§ **WHAT THE TASK ASKS**: Omit all pictures. Copy the rest of the material exactly.

[Stored entries]
#####

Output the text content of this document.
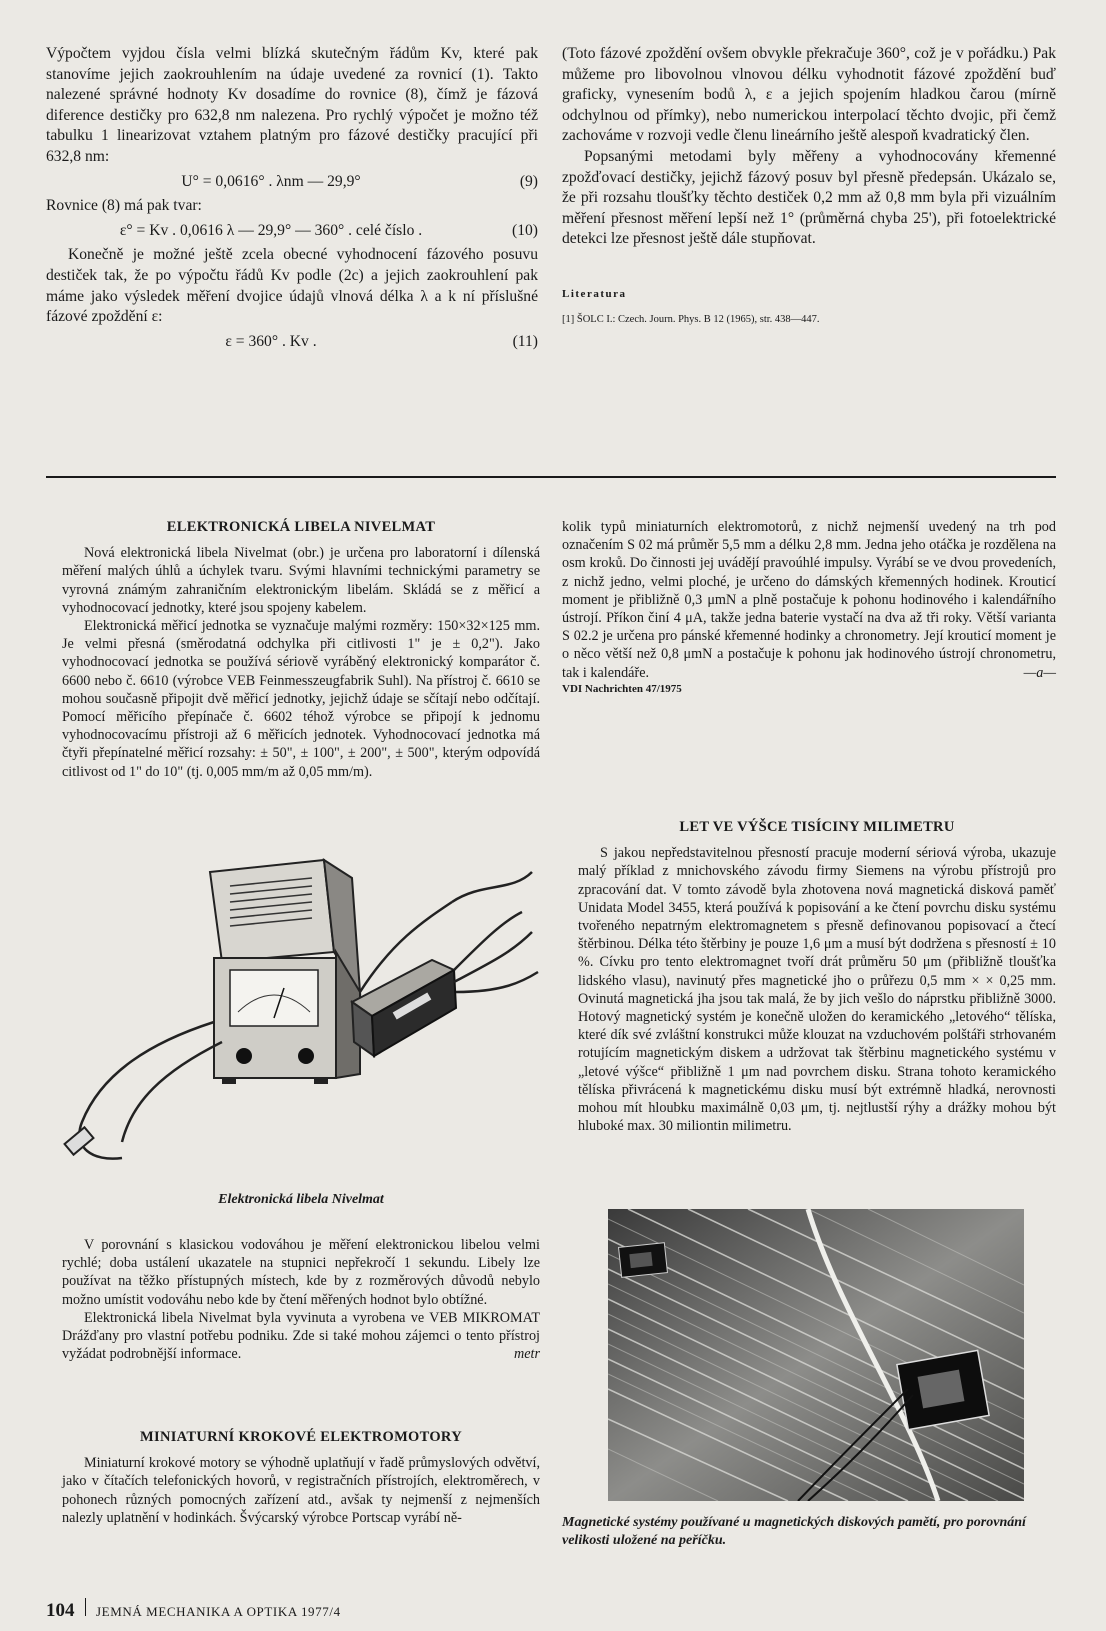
Výpočtem vyjdou čísla velmi blízká skutečným řádům Kv, které pak stanovíme jejich zaokrouhlením na údaje uvedené za rovnicí (1). Takto nalezené správné hodnoty Kv dosadíme do rovnice (8), čímž je fázová diference destičky pro 632,8 nm nalezena. Pro rychlý výpočet je možno též tabulku 1 linearizovat vztahem platným pro fázové destičky pracující při 632,8 nm:

U° = 0,0616° . λnm — 29,9°	(9)

Rovnice (8) má pak tvar:

ε° = Kv . 0,0616 λ — 29,9° — 360° . celé číslo .	(10)

Konečně je možné ještě zcela obecné vyhodnocení fázového posuvu destiček tak, že po výpočtu řádů Kv podle (2c) a jejich zaokrouhlení pak máme jako výsledek měření dvojice údajů vlnová délka λ a k ní příslušné fázové zpoždění ε:

ε = 360° . Kv .	(11)

(Toto fázové zpoždění ovšem obvykle překračuje 360°, což je v pořádku.) Pak můžeme pro libovolnou vlnovou délku vyhodnotit fázové zpoždění buď graficky, vynesením bodů λ, ε a jejich spojením hladkou čarou (mírně odchylnou od přímky), nebo numerickou interpolací těchto dvojic, při čemž zachováme v rozvoji vedle členu lineárního ještě alespoň kvadratický člen.

Popsanými metodami byly měřeny a vyhodnocovány křemenné zpožďovací destičky, jejichž fázový posuv byl přesně předepsán. Ukázalo se, že při rozsahu tloušťky těchto destiček 0,2 mm až 0,8 mm byla při vizuálním měření přesnost měření lepší než 1° (průměrná chyba 25'), při fotoelektrické detekci lze přesnost ještě dále stupňovat.

Literatura
[1] ŠOLC I.: Czech. Journ. Phys. B 12 (1965), str. 438—447.
ELEKTRONICKÁ LIBELA NIVELMAT

Nová elektronická libela Nivelmat (obr.) je určena pro laboratorní i dílenská měření malých úhlů a úchylek tvaru. Svými hlavními technickými parametry se vyrovná známým zahraničním elektronickým libelám. Skládá se z měřicí a vyhodnocovací jednotky, které jsou spojeny kabelem.

Elektronická měřicí jednotka se vyznačuje malými rozměry: 150×32×125 mm. Je velmi přesná (směrodatná odchylka při citlivosti 1" je ± 0,2"). Jako vyhodnocovací jednotka se používá sériově vyráběný elektronický komparátor č. 6600 nebo č. 6610 (výrobce VEB Feinmesszeugfabrik Suhl). Na přístroj č. 6610 se mohou současně připojit dvě měřicí jednotky, jejichž údaje se sčítají nebo odčítají. Pomocí měřicího přepínače č. 6602 téhož výrobce se připojí k jednomu vyhodnocovacímu přístroji až 6 měřicích jednotek. Vyhodnocovací jednotka má čtyři přepínatelné měřicí rozsahy: ± 50", ± 100", ± 200", ± 500", kterým odpovídá citlivost od 1" do 10" (tj. 0,005 mm/m až 0,05 mm/m).

Elektronická libela Nivelmat

V porovnání s klasickou vodováhou je měření elektronickou libelou velmi rychlé; doba ustálení ukazatele na stupnici nepřekročí 1 sekundu. Libely lze používat na těžko přístupných místech, kde by z rozměrových důvodů nebylo možno umístit vodováhu nebo kde by čtení měřených hodnot bylo obtížné.

Elektronická libela Nivelmat byla vyvinuta a vyrobena ve VEB MIKROMAT Drážďany pro vlastní potřebu podniku. Zde si také mohou zájemci o tento přístroj vyžádat podrobnější informace.	metr
MINIATURNÍ KROKOVÉ ELEKTROMOTORY

Miniaturní krokové motory se výhodně uplatňují v řadě průmyslových odvětví, jako v čítačích telefonických hovorů, v registračních přístrojích, elektroměrech, v pohonech různých pomocných zařízení atd., avšak ty nejmenší z nejmenších nalezly uplatnění v hodinkách. Švýcarský výrobce Portscap vyrábí ně-

kolik typů miniaturních elektromotorů, z nichž nejmenší uvedený na trh pod označením S 02 má průměr 5,5 mm a délku 2,8 mm. Jedna jeho otáčka je rozdělena na osm kroků. Do činnosti jej uvádějí pravoúhlé impulsy. Vyrábí se ve dvou provedeních, z nichž jedno, velmi ploché, je určeno do dámských křemenných hodinek. Krouticí moment je přibližně 0,3 μmN a plně postačuje k pohonu hodinového i kalendářního ústrojí. Příkon činí 4 μA, takže jedna baterie vystačí na dva až tři roky. Větší varianta S 02.2 je určena pro pánské křemenné hodinky a chronometry. Její krouticí moment je o něco větší než 0,8 μmN a postačuje k pohonu jak hodinového ústrojí chronometru, tak i kalendáře.	—a—
VDI Nachrichten 47/1975
LET VE VÝŠCE TISÍCINY MILIMETRU

S jakou nepředstavitelnou přesností pracuje moderní sériová výroba, ukazuje malý příklad z mnichovského závodu firmy Siemens na výrobu přístrojů pro zpracování dat. V tomto závodě byla zhotovena nová magnetická disková paměť Unidata Model 3455, která používá k popisování a ke čtení povrchu disku systému tvořeného nepatrným elektromagnetem s přesně definovanou popisovací a čtecí štěrbinou. Délka této štěrbiny je pouze 1,6 μm a musí být dodržena s přesností ± 10 %. Cívku pro tento elektromagnet tvoří drát průměru 50 μm (přibližně tloušťka lidského vlasu), navinutý přes magnetické jho o průřezu 0,5 mm × × 0,25 mm. Ovinutá magnetická jha jsou tak malá, že by jich vešlo do náprstku přibližně 3000. Hotový magnetický systém je konečně uložen do keramického „letového“ tělíska, které dík své zvláštní konstrukci může klouzat na vzduchovém polštáři strhovaném rotujícím magnetickým diskem a udržovat tak štěrbinu magnetického systému v „letové výšce“ přibližně 1 μm nad povrchem disku. Strana tohoto keramického tělíska přivrácená k magnetickému disku musí být extrémně hladká, nerovnosti mohou mít hloubku maximálně 0,03 μm, tj. nejtlustší rýhy a drážky mohou být hluboké max. 30 miliontin milimetru.

Magnetické systémy používané u magnetických diskových pamětí, pro porovnání velikosti uložené na peříčku.
104 JEMNÁ MECHANIKA A OPTIKA 1977/4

#####

§ **OUTPUT OF THE EXERCISE**:
Output the text content of this document.
Výpočtem vyjdou čísla velmi blízká skutečným řádům Kv, které pak stanovíme jejich zaokrouhlením na údaje uvedené za rovnicí (1). Takto nalezené správné hodnoty Kv dosadíme do rovnice (8), čímž je fázová diference destičky pro 632,8 nm nalezena. Pro rychlý výpočet je možno též tabulku 1 linearizovat vztahem platným pro fázové destičky pracující při 632,8 nm:

U° = 0,0616° . λnm — 29,9°	(9)

Rovnice (8) má pak tvar:

ε° = Kv . 0,0616 λ — 29,9° — 360° . celé číslo .	(10)

Konečně je možné ještě zcela obecné vyhodnocení fázového posuvu destiček tak, že po výpočtu řádů Kv podle (2c) a jejich zaokrouhlení pak máme jako výsledek měření dvojice údajů vlnová délka λ a k ní příslušné fázové zpoždění ε:

ε = 360° . Kv .	(11)

(Toto fázové zpoždění ovšem obvykle překračuje 360°, což je v pořádku.) Pak můžeme pro libovolnou vlnovou délku vyhodnotit fázové zpoždění buď graficky, vynesením bodů λ, ε a jejich spojením hladkou čarou (mírně odchylnou od přímky), nebo numerickou interpolací těchto dvojic, při čemž zachováme v rozvoji vedle členu lineárního ještě alespoň kvadratický člen.

Popsanými metodami byly měřeny a vyhodnocovány křemenné zpožďovací destičky, jejichž fázový posuv byl přesně předepsán. Ukázalo se, že při rozsahu tloušťky těchto destiček 0,2 mm až 0,8 mm byla při vizuálním měření přesnost měření lepší než 1° (průměrná chyba 25'), při fotoelektrické detekci lze přesnost ještě dále stupňovat.

Literatura
[1] ŠOLC I.: Czech. Journ. Phys. B 12 (1965), str. 438—447.
ELEKTRONICKÁ LIBELA NIVELMAT

Nová elektronická libela Nivelmat (obr.) je určena pro laboratorní i dílenská měření malých úhlů a úchylek tvaru. Svými hlavními technickými parametry se vyrovná známým zahraničním elektronickým libelám. Skládá se z měřicí a vyhodnocovací jednotky, které jsou spojeny kabelem.

Elektronická měřicí jednotka se vyznačuje malými rozměry: 150×32×125 mm. Je velmi přesná (směrodatná odchylka při citlivosti 1" je ± 0,2"). Jako vyhodnocovací jednotka se používá sériově vyráběný elektronický komparátor č. 6600 nebo č. 6610 (výrobce VEB Feinmesszeugfabrik Suhl). Na přístroj č. 6610 se mohou současně připojit dvě měřicí jednotky, jejichž údaje se sčítají nebo odčítají. Pomocí měřicího přepínače č. 6602 téhož výrobce se připojí k jednomu vyhodnocovacímu přístroji až 6 měřicích jednotek. Vyhodnocovací jednotka má čtyři přepínatelné měřicí rozsahy: ± 50", ± 100", ± 200", ± 500", kterým odpovídá citlivost od 1" do 10" (tj. 0,005 mm/m až 0,05 mm/m).

Elektronická libela Nivelmat

V porovnání s klasickou vodováhou je měření elektronickou libelou velmi rychlé; doba ustálení ukazatele na stupnici nepřekročí 1 sekundu. Libely lze používat na těžko přístupných místech, kde by z rozměrových důvodů nebylo možno umístit vodováhu nebo kde by čtení měřených hodnot bylo obtížné.

Elektronická libela Nivelmat byla vyvinuta a vyrobena ve VEB MIKROMAT Drážďany pro vlastní potřebu podniku. Zde si také mohou zájemci o tento přístroj vyžádat podrobnější informace.	metr
MINIATURNÍ KROKOVÉ ELEKTROMOTORY

Miniaturní krokové motory se výhodně uplatňují v řadě průmyslových odvětví, jako v čítačích telefonických hovorů, v registračních přístrojích, elektroměrech, v pohonech různých pomocných zařízení atd., avšak ty nejmenší z nejmenších nalezly uplatnění v hodinkách. Švýcarský výrobce Portscap vyrábí ně-

kolik typů miniaturních elektromotorů, z nichž nejmenší uvedený na trh pod označením S 02 má průměr 5,5 mm a délku 2,8 mm. Jedna jeho otáčka je rozdělena na osm kroků. Do činnosti jej uvádějí pravoúhlé impulsy. Vyrábí se ve dvou provedeních, z nichž jedno, velmi ploché, je určeno do dámských křemenných hodinek. Krouticí moment je přibližně 0,3 μmN a plně postačuje k pohonu hodinového i kalendářního ústrojí. Příkon činí 4 μA, takže jedna baterie vystačí na dva až tři roky. Větší varianta S 02.2 je určena pro pánské křemenné hodinky a chronometry. Její krouticí moment je o něco větší než 0,8 μmN a postačuje k pohonu jak hodinového ústrojí chronometru, tak i kalendáře.	—a—
VDI Nachrichten 47/1975
LET VE VÝŠCE TISÍCINY MILIMETRU

S jakou nepředstavitelnou přesností pracuje moderní sériová výroba, ukazuje malý příklad z mnichovského závodu firmy Siemens na výrobu přístrojů pro zpracování dat. V tomto závodě byla zhotovena nová magnetická disková paměť Unidata Model 3455, která používá k popisování a ke čtení povrchu disku systému tvořeného nepatrným elektromagnetem s přesně definovanou popisovací a čtecí štěrbinou. Délka této štěrbiny je pouze 1,6 μm a musí být dodržena s přesností ± 10 %. Cívku pro tento elektromagnet tvoří drát průměru 50 μm (přibližně tloušťka lidského vlasu), navinutý přes magnetické jho o průřezu 0,5 mm × × 0,25 mm. Ovinutá magnetická jha jsou tak malá, že by jich vešlo do náprstku přibližně 3000. Hotový magnetický systém je konečně uložen do keramického „letového“ tělíska, které dík své zvláštní konstrukci může klouzat na vzduchovém polštáři strhovaném rotujícím magnetickým diskem a udržovat tak štěrbinu magnetického systému v „letové výšce“ přibližně 1 μm nad povrchem disku. Strana tohoto keramického tělíska přivrácená k magnetickému disku musí být extrémně hladká, nerovnosti mohou mít hloubku maximálně 0,03 μm, tj. nejtlustší rýhy a drážky mohou být hluboké max. 30 miliontin milimetru.

Magnetické systémy používané u magnetických diskových pamětí, pro porovnání velikosti uložené na peříčku.
104 JEMNÁ MECHANIKA A OPTIKA 1977/4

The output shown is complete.